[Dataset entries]
▼

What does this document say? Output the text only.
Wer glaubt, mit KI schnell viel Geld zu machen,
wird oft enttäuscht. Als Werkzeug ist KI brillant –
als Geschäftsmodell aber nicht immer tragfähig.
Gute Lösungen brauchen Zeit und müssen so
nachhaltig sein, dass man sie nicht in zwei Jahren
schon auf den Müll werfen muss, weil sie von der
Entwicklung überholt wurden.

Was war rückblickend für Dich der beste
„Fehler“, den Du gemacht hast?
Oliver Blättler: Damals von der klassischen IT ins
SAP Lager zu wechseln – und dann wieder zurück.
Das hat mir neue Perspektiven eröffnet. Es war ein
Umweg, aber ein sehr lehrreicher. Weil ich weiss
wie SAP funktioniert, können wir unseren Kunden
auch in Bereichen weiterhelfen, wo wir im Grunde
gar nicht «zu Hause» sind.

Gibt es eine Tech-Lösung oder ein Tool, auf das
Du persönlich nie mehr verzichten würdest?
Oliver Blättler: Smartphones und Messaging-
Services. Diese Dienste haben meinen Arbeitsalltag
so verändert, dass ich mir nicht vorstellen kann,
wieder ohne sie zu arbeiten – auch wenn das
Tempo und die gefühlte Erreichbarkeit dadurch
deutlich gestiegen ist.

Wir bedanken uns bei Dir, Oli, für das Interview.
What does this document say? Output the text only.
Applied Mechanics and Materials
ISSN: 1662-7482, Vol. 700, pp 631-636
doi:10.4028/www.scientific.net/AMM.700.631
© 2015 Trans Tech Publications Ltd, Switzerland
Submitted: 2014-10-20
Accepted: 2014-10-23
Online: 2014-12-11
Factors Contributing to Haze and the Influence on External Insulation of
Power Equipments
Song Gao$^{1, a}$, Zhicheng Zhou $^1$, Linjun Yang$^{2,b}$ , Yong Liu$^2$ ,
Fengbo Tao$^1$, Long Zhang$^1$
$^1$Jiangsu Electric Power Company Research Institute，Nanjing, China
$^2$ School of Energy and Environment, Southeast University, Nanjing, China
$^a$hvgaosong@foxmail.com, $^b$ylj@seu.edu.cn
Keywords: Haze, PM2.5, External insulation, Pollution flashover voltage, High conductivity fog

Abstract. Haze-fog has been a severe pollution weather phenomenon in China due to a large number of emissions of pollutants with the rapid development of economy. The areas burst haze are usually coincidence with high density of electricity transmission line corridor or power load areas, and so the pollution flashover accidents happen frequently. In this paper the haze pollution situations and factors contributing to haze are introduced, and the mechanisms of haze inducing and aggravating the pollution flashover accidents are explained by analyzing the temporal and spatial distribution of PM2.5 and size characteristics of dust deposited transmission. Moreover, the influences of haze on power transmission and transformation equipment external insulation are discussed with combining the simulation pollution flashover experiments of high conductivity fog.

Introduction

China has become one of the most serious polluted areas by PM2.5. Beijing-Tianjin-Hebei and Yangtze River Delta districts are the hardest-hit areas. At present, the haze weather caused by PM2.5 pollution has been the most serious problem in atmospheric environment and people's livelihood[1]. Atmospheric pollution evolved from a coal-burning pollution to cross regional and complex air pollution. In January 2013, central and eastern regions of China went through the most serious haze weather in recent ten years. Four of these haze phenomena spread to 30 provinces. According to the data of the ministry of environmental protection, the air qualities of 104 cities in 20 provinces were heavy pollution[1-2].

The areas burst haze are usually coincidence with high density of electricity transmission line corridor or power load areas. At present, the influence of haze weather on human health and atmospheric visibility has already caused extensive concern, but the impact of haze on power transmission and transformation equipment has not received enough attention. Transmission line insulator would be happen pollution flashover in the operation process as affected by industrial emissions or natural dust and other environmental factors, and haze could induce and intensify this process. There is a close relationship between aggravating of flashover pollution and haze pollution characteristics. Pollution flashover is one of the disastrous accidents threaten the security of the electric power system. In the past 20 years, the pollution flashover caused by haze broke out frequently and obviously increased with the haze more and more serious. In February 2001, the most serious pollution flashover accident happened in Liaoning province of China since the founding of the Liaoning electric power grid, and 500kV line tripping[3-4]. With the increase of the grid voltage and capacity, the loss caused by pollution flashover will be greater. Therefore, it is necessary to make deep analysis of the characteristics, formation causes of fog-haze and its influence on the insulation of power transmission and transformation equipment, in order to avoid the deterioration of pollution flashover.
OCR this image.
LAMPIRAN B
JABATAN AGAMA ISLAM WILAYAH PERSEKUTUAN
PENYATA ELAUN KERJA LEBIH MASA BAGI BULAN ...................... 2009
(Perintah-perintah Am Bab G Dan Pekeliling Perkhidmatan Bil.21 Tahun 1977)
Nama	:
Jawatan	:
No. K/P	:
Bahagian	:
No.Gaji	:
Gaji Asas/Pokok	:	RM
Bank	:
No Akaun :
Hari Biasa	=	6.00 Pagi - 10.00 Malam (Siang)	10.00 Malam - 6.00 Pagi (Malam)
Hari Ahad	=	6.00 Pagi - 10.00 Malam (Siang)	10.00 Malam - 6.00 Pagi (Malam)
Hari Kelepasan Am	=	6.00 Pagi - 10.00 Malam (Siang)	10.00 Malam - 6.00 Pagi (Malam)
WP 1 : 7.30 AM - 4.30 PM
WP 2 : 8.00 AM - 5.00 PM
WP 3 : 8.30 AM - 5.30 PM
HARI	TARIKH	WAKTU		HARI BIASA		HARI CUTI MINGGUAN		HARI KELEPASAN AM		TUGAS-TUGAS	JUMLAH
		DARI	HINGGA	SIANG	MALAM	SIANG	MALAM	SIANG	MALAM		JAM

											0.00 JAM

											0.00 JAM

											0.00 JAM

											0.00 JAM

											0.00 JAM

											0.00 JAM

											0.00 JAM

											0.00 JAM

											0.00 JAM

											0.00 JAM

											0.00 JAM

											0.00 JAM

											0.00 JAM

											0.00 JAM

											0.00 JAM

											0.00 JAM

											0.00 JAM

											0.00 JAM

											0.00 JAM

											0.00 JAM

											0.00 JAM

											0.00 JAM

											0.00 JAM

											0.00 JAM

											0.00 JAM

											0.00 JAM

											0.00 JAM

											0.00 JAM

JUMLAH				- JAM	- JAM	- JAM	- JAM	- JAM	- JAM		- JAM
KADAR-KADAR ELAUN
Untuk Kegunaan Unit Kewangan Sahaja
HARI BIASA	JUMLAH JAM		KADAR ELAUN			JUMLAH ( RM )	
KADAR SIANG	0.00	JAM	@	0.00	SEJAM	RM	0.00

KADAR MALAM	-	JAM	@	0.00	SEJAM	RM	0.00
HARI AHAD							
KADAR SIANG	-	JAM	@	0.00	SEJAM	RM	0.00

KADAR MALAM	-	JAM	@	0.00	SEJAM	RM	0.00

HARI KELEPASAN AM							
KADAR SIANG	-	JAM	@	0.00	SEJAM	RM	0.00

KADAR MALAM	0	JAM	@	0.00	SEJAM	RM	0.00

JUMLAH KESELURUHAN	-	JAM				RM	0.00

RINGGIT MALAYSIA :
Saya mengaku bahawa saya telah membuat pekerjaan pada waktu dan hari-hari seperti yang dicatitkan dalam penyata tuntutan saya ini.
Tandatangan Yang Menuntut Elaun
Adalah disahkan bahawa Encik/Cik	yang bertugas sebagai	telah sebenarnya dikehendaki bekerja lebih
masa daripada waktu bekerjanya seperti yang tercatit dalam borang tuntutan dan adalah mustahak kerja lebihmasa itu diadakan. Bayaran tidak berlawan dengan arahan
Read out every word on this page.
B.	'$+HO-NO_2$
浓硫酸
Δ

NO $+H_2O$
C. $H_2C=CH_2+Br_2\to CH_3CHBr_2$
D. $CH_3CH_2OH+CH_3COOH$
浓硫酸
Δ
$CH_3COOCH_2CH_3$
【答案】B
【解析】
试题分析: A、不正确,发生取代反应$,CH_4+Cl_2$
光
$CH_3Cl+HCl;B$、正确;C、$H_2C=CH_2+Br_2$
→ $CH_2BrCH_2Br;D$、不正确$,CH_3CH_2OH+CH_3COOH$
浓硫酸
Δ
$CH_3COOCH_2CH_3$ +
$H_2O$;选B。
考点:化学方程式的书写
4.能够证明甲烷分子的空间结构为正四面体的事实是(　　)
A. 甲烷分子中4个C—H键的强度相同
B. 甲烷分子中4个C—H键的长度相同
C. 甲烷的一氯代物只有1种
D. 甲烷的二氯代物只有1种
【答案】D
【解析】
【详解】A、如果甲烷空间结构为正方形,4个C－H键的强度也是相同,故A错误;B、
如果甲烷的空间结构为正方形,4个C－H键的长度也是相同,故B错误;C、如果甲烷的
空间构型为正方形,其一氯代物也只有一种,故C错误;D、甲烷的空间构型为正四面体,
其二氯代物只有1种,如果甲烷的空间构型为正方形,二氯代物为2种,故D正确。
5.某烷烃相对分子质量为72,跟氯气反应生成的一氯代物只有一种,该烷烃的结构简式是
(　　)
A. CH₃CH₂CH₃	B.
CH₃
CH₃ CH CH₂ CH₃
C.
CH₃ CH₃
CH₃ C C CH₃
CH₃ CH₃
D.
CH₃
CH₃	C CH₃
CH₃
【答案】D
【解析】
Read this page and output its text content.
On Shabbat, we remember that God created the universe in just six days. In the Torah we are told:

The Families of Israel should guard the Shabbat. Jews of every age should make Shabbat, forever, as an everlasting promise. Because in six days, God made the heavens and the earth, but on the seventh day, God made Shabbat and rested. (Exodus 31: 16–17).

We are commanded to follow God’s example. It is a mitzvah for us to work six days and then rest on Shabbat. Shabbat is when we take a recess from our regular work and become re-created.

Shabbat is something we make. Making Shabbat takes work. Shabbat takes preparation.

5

▲

# What you are asked to do
Could you quote, exactly as they appear, the line containing "Read this page and output its text content." and every line after it to the end of the records above?

# Answer for the task
Read this page and output its text content.
On Shabbat, we remember that God created the universe in just six days. In the Torah we are told:

The Families of Israel should guard the Shabbat. Jews of every age should make Shabbat, forever, as an everlasting promise. Because in six days, God made the heavens and the earth, but on the seventh day, God made Shabbat and rested. (Exodus 31: 16–17).

We are commanded to follow God’s example. It is a mitzvah for us to work six days and then rest on Shabbat. Shabbat is when we take a recess from our regular work and become re-created.

Shabbat is something we make. Making Shabbat takes work. Shabbat takes preparation.

5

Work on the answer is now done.